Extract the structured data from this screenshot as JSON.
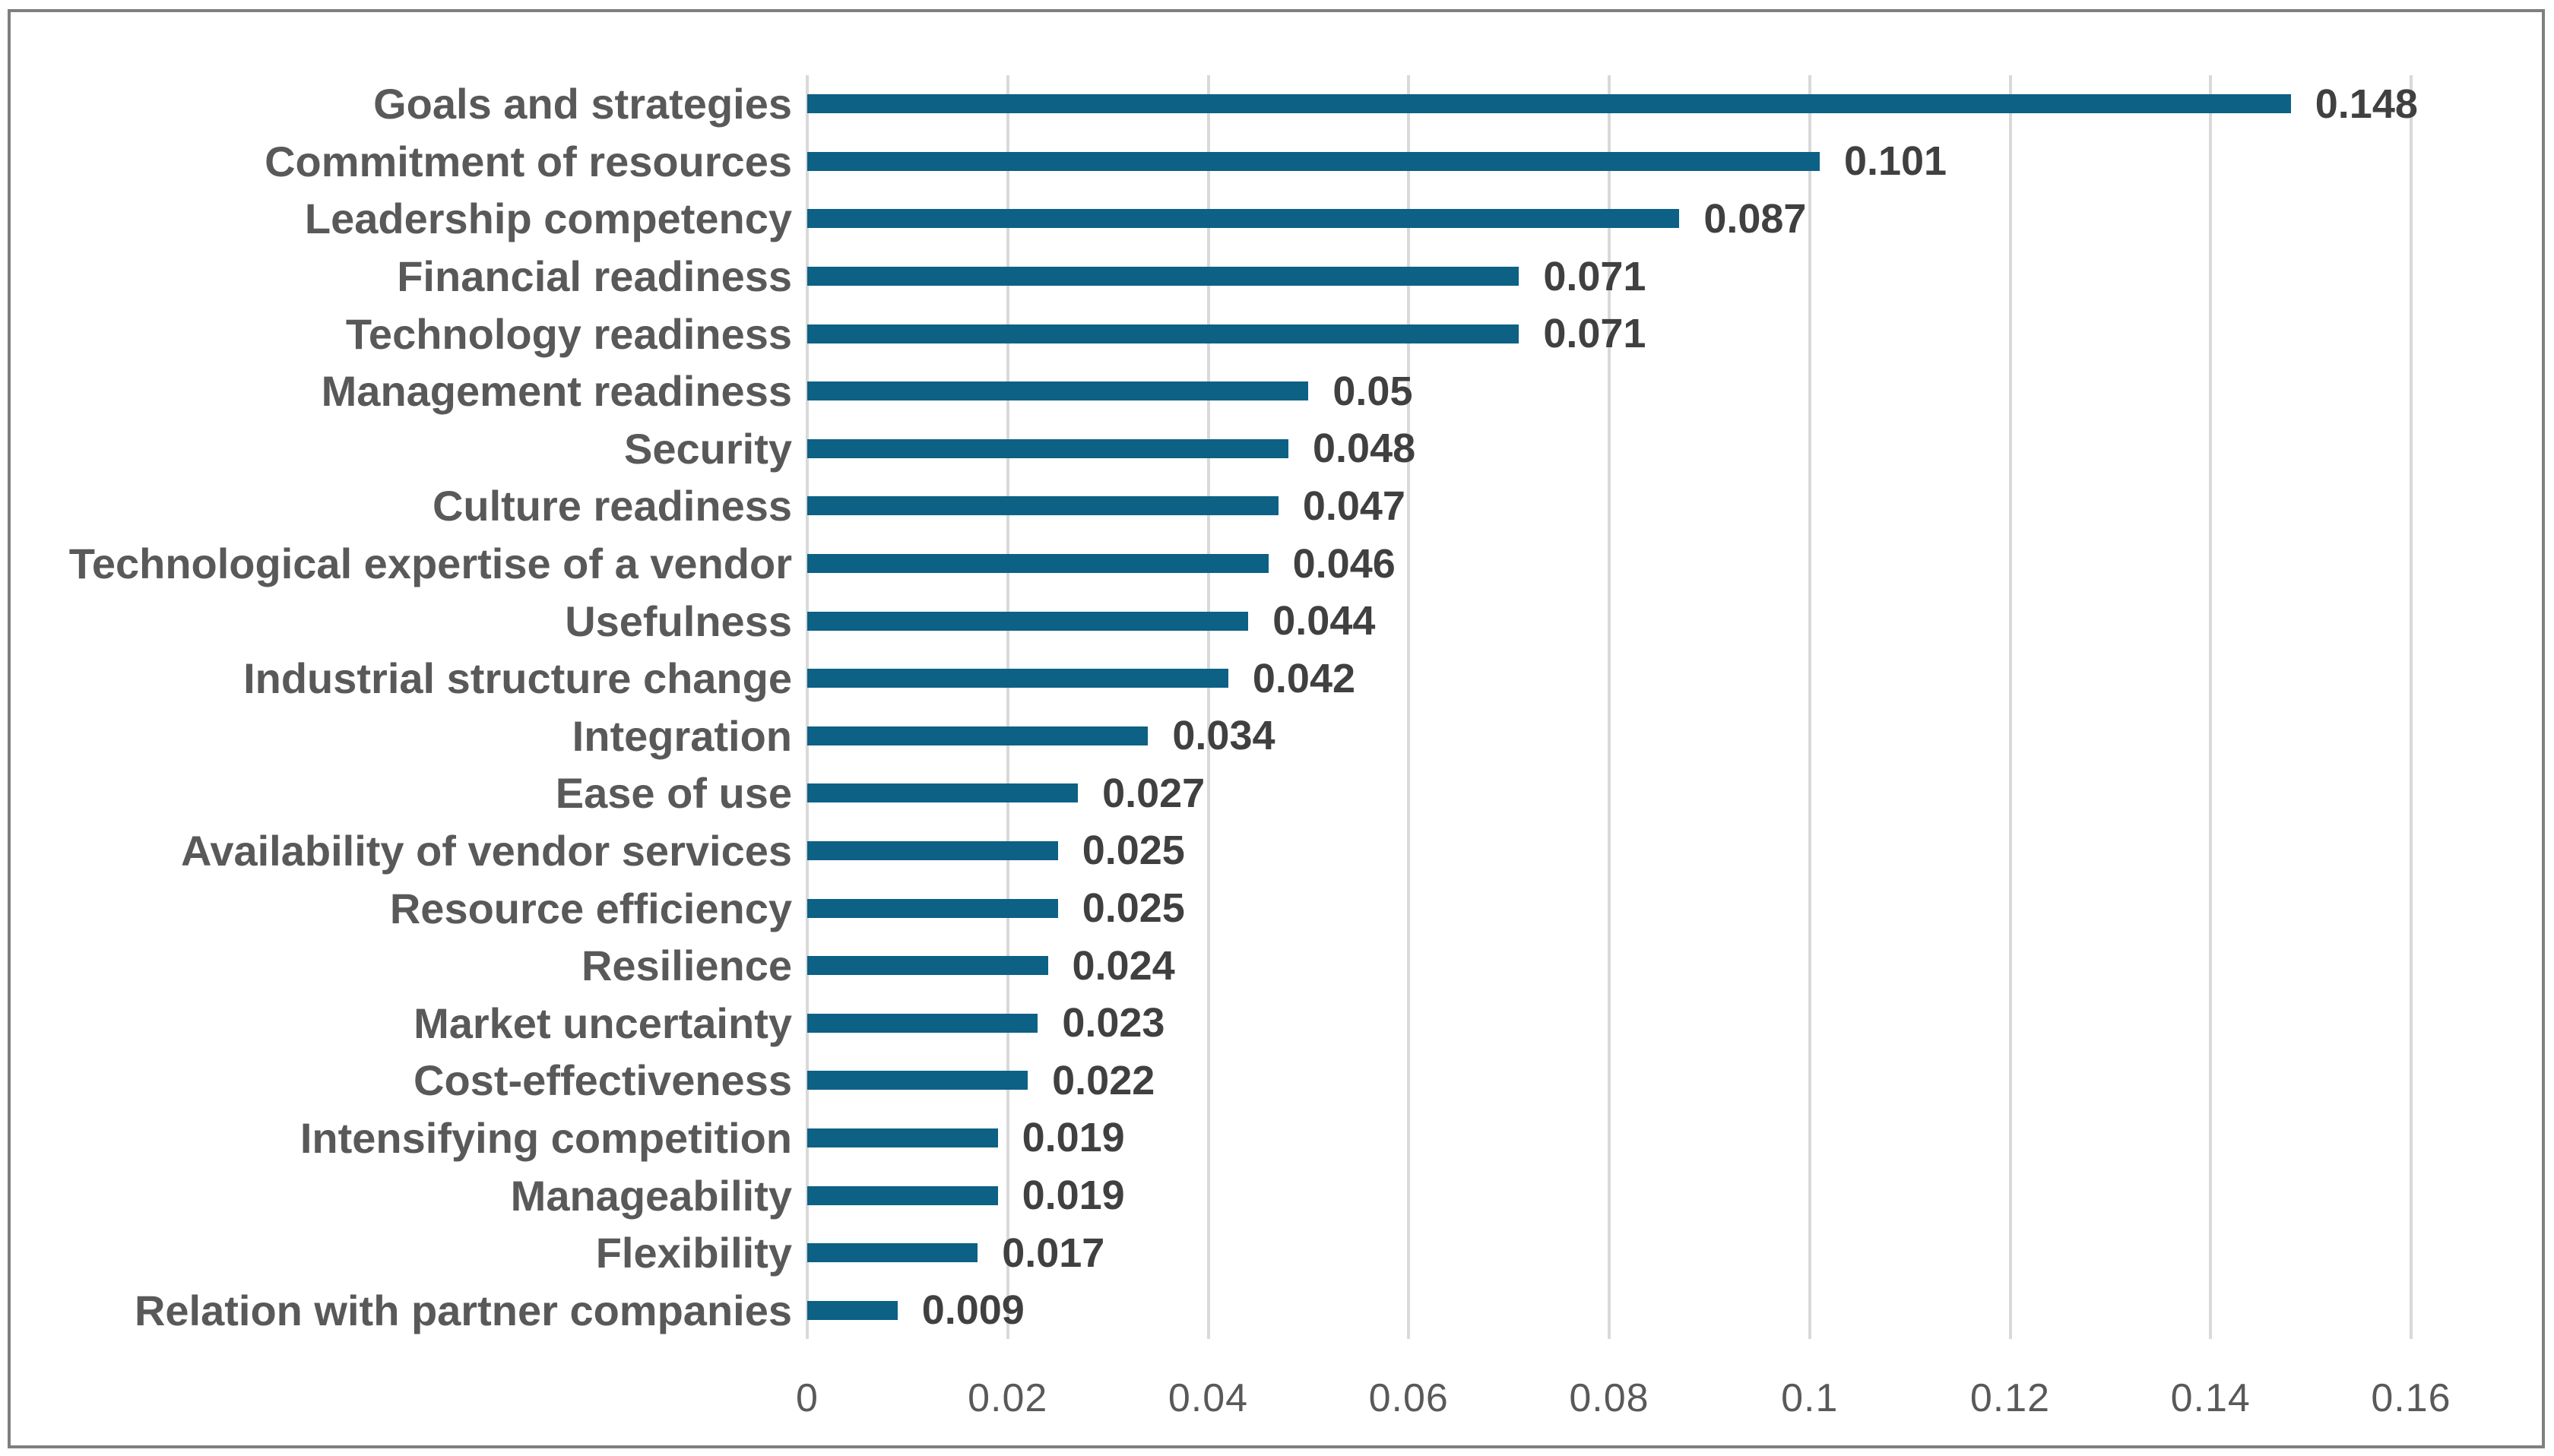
{
  "chart_data": {
    "type": "bar",
    "orientation": "horizontal",
    "title": "",
    "xlabel": "",
    "ylabel": "",
    "xlim": [
      0,
      0.16
    ],
    "x_tick_values": [
      0,
      0.02,
      0.04,
      0.06,
      0.08,
      0.1,
      0.12,
      0.14,
      0.16
    ],
    "x_tick_labels": [
      "0",
      "0.02",
      "0.04",
      "0.06",
      "0.08",
      "0.1",
      "0.12",
      "0.14",
      "0.16"
    ],
    "grid": "vertical-gridlines-on",
    "legend": "none",
    "categories": [
      "Goals and strategies",
      "Commitment of resources",
      "Leadership competency",
      "Financial readiness",
      "Technology readiness",
      "Management readiness",
      "Security",
      "Culture readiness",
      "Technological expertise of a vendor",
      "Usefulness",
      "Industrial structure change",
      "Integration",
      "Ease of use",
      "Availability of vendor services",
      "Resource efficiency",
      "Resilience",
      "Market uncertainty",
      "Cost-effectiveness",
      "Intensifying competition",
      "Manageability",
      "Flexibility",
      "Relation with partner companies"
    ],
    "values": [
      0.148,
      0.101,
      0.087,
      0.071,
      0.071,
      0.05,
      0.048,
      0.047,
      0.046,
      0.044,
      0.042,
      0.034,
      0.027,
      0.025,
      0.025,
      0.024,
      0.023,
      0.022,
      0.019,
      0.019,
      0.017,
      0.009
    ],
    "value_labels": [
      "0.148",
      "0.101",
      "0.087",
      "0.071",
      "0.071",
      "0.05",
      "0.048",
      "0.047",
      "0.046",
      "0.044",
      "0.042",
      "0.034",
      "0.027",
      "0.025",
      "0.025",
      "0.024",
      "0.023",
      "0.022",
      "0.019",
      "0.019",
      "0.017",
      "0.009"
    ]
  },
  "colors": {
    "bar": "#0c6185",
    "gridline": "#d9d9d9",
    "category_text": "#595959",
    "value_text": "#404040",
    "tick_text": "#595959",
    "frame_border": "#7f7f7f",
    "background": "#ffffff"
  }
}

Exercise objective:
Give every record back exactly as it reads, with no images.

The output:
Extract the structured data from this screenshot as JSON.
{
  "chart_data": {
    "type": "bar",
    "orientation": "horizontal",
    "title": "",
    "xlabel": "",
    "ylabel": "",
    "xlim": [
      0,
      0.16
    ],
    "x_tick_values": [
      0,
      0.02,
      0.04,
      0.06,
      0.08,
      0.1,
      0.12,
      0.14,
      0.16
    ],
    "x_tick_labels": [
      "0",
      "0.02",
      "0.04",
      "0.06",
      "0.08",
      "0.1",
      "0.12",
      "0.14",
      "0.16"
    ],
    "grid": "vertical-gridlines-on",
    "legend": "none",
    "categories": [
      "Goals and strategies",
      "Commitment of resources",
      "Leadership competency",
      "Financial readiness",
      "Technology readiness",
      "Management readiness",
      "Security",
      "Culture readiness",
      "Technological expertise of a vendor",
      "Usefulness",
      "Industrial structure change",
      "Integration",
      "Ease of use",
      "Availability of vendor services",
      "Resource efficiency",
      "Resilience",
      "Market uncertainty",
      "Cost-effectiveness",
      "Intensifying competition",
      "Manageability",
      "Flexibility",
      "Relation with partner companies"
    ],
    "values": [
      0.148,
      0.101,
      0.087,
      0.071,
      0.071,
      0.05,
      0.048,
      0.047,
      0.046,
      0.044,
      0.042,
      0.034,
      0.027,
      0.025,
      0.025,
      0.024,
      0.023,
      0.022,
      0.019,
      0.019,
      0.017,
      0.009
    ],
    "value_labels": [
      "0.148",
      "0.101",
      "0.087",
      "0.071",
      "0.071",
      "0.05",
      "0.048",
      "0.047",
      "0.046",
      "0.044",
      "0.042",
      "0.034",
      "0.027",
      "0.025",
      "0.025",
      "0.024",
      "0.023",
      "0.022",
      "0.019",
      "0.019",
      "0.017",
      "0.009"
    ]
  },
  "colors": {
    "bar": "#0c6185",
    "gridline": "#d9d9d9",
    "category_text": "#595959",
    "value_text": "#404040",
    "tick_text": "#595959",
    "frame_border": "#7f7f7f",
    "background": "#ffffff"
  }
}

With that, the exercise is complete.